_Task directions_
Can you write out the whole listing exactly?

_Provided data_

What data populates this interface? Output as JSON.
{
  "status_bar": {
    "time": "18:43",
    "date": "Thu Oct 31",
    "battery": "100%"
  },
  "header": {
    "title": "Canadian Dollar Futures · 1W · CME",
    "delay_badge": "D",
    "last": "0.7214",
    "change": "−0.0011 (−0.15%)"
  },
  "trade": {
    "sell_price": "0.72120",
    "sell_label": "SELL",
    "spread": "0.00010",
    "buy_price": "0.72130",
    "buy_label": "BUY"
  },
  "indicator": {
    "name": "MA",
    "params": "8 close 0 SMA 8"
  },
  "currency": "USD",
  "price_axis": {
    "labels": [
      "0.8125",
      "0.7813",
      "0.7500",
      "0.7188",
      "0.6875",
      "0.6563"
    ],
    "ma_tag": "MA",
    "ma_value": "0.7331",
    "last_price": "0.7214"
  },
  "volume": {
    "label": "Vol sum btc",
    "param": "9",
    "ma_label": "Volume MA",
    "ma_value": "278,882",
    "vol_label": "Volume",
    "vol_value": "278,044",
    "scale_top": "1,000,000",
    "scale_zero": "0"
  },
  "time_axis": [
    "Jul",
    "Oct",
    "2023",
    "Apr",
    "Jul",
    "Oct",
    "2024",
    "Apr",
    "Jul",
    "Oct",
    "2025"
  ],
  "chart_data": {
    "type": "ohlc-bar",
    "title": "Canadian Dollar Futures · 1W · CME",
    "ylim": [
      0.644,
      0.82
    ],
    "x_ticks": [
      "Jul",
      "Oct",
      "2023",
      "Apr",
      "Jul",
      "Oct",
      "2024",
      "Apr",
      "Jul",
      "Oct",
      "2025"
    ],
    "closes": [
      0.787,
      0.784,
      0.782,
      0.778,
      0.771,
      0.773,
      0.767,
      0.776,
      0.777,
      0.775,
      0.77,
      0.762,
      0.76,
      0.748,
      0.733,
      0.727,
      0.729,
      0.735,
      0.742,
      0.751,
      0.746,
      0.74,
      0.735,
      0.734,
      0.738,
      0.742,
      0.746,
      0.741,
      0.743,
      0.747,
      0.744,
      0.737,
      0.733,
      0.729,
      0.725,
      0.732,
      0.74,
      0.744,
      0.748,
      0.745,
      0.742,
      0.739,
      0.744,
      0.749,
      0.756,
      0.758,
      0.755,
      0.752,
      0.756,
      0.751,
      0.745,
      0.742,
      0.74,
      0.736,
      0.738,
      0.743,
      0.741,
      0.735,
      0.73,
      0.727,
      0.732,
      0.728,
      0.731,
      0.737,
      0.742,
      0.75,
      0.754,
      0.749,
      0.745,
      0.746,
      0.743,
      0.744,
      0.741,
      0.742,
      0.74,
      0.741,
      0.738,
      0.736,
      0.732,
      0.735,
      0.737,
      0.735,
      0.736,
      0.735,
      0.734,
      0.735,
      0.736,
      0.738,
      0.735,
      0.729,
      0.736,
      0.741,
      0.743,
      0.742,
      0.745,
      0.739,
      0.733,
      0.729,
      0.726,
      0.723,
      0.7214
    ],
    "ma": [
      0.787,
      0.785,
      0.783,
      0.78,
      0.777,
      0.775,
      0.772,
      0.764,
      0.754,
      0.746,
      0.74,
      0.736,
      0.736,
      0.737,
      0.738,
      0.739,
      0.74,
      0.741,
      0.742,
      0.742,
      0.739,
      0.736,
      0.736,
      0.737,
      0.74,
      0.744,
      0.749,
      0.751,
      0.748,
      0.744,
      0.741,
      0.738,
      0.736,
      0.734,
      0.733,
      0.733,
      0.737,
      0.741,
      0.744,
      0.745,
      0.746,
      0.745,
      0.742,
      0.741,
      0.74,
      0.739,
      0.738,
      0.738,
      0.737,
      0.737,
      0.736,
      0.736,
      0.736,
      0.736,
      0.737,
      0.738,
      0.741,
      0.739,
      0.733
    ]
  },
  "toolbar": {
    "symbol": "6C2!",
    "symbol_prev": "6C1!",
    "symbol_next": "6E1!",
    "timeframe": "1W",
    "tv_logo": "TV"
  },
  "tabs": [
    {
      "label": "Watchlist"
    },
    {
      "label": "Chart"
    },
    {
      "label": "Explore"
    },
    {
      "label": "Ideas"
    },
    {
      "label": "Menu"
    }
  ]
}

_Output of the task_
What data populates this interface? Output as JSON.
{
  "status_bar": {
    "time": "18:43",
    "date": "Thu Oct 31",
    "battery": "100%"
  },
  "header": {
    "title": "Canadian Dollar Futures · 1W · CME",
    "delay_badge": "D",
    "last": "0.7214",
    "change": "−0.0011 (−0.15%)"
  },
  "trade": {
    "sell_price": "0.72120",
    "sell_label": "SELL",
    "spread": "0.00010",
    "buy_price": "0.72130",
    "buy_label": "BUY"
  },
  "indicator": {
    "name": "MA",
    "params": "8 close 0 SMA 8"
  },
  "currency": "USD",
  "price_axis": {
    "labels": [
      "0.8125",
      "0.7813",
      "0.7500",
      "0.7188",
      "0.6875",
      "0.6563"
    ],
    "ma_tag": "MA",
    "ma_value": "0.7331",
    "last_price": "0.7214"
  },
  "volume": {
    "label": "Vol sum btc",
    "param": "9",
    "ma_label": "Volume MA",
    "ma_value": "278,882",
    "vol_label": "Volume",
    "vol_value": "278,044",
    "scale_top": "1,000,000",
    "scale_zero": "0"
  },
  "time_axis": [
    "Jul",
    "Oct",
    "2023",
    "Apr",
    "Jul",
    "Oct",
    "2024",
    "Apr",
    "Jul",
    "Oct",
    "2025"
  ],
  "chart_data": {
    "type": "ohlc-bar",
    "title": "Canadian Dollar Futures · 1W · CME",
    "ylim": [
      0.644,
      0.82
    ],
    "x_ticks": [
      "Jul",
      "Oct",
      "2023",
      "Apr",
      "Jul",
      "Oct",
      "2024",
      "Apr",
      "Jul",
      "Oct",
      "2025"
    ],
    "closes": [
      0.787,
      0.784,
      0.782,
      0.778,
      0.771,
      0.773,
      0.767,
      0.776,
      0.777,
      0.775,
      0.77,
      0.762,
      0.76,
      0.748,
      0.733,
      0.727,
      0.729,
      0.735,
      0.742,
      0.751,
      0.746,
      0.74,
      0.735,
      0.734,
      0.738,
      0.742,
      0.746,
      0.741,
      0.743,
      0.747,
      0.744,
      0.737,
      0.733,
      0.729,
      0.725,
      0.732,
      0.74,
      0.744,
      0.748,
      0.745,
      0.742,
      0.739,
      0.744,
      0.749,
      0.756,
      0.758,
      0.755,
      0.752,
      0.756,
      0.751,
      0.745,
      0.742,
      0.74,
      0.736,
      0.738,
      0.743,
      0.741,
      0.735,
      0.73,
      0.727,
      0.732,
      0.728,
      0.731,
      0.737,
      0.742,
      0.75,
      0.754,
      0.749,
      0.745,
      0.746,
      0.743,
      0.744,
      0.741,
      0.742,
      0.74,
      0.741,
      0.738,
      0.736,
      0.732,
      0.735,
      0.737,
      0.735,
      0.736,
      0.735,
      0.734,
      0.735,
      0.736,
      0.738,
      0.735,
      0.729,
      0.736,
      0.741,
      0.743,
      0.742,
      0.745,
      0.739,
      0.733,
      0.729,
      0.726,
      0.723,
      0.7214
    ],
    "ma": [
      0.787,
      0.785,
      0.783,
      0.78,
      0.777,
      0.775,
      0.772,
      0.764,
      0.754,
      0.746,
      0.74,
      0.736,
      0.736,
      0.737,
      0.738,
      0.739,
      0.74,
      0.741,
      0.742,
      0.742,
      0.739,
      0.736,
      0.736,
      0.737,
      0.74,
      0.744,
      0.749,
      0.751,
      0.748,
      0.744,
      0.741,
      0.738,
      0.736,
      0.734,
      0.733,
      0.733,
      0.737,
      0.741,
      0.744,
      0.745,
      0.746,
      0.745,
      0.742,
      0.741,
      0.74,
      0.739,
      0.738,
      0.738,
      0.737,
      0.737,
      0.736,
      0.736,
      0.736,
      0.736,
      0.737,
      0.738,
      0.741,
      0.739,
      0.733
    ]
  },
  "toolbar": {
    "symbol": "6C2!",
    "symbol_prev": "6C1!",
    "symbol_next": "6E1!",
    "timeframe": "1W",
    "tv_logo": "TV"
  },
  "tabs": [
    {
      "label": "Watchlist"
    },
    {
      "label": "Chart"
    },
    {
      "label": "Explore"
    },
    {
      "label": "Ideas"
    },
    {
      "label": "Menu"
    }
  ]
}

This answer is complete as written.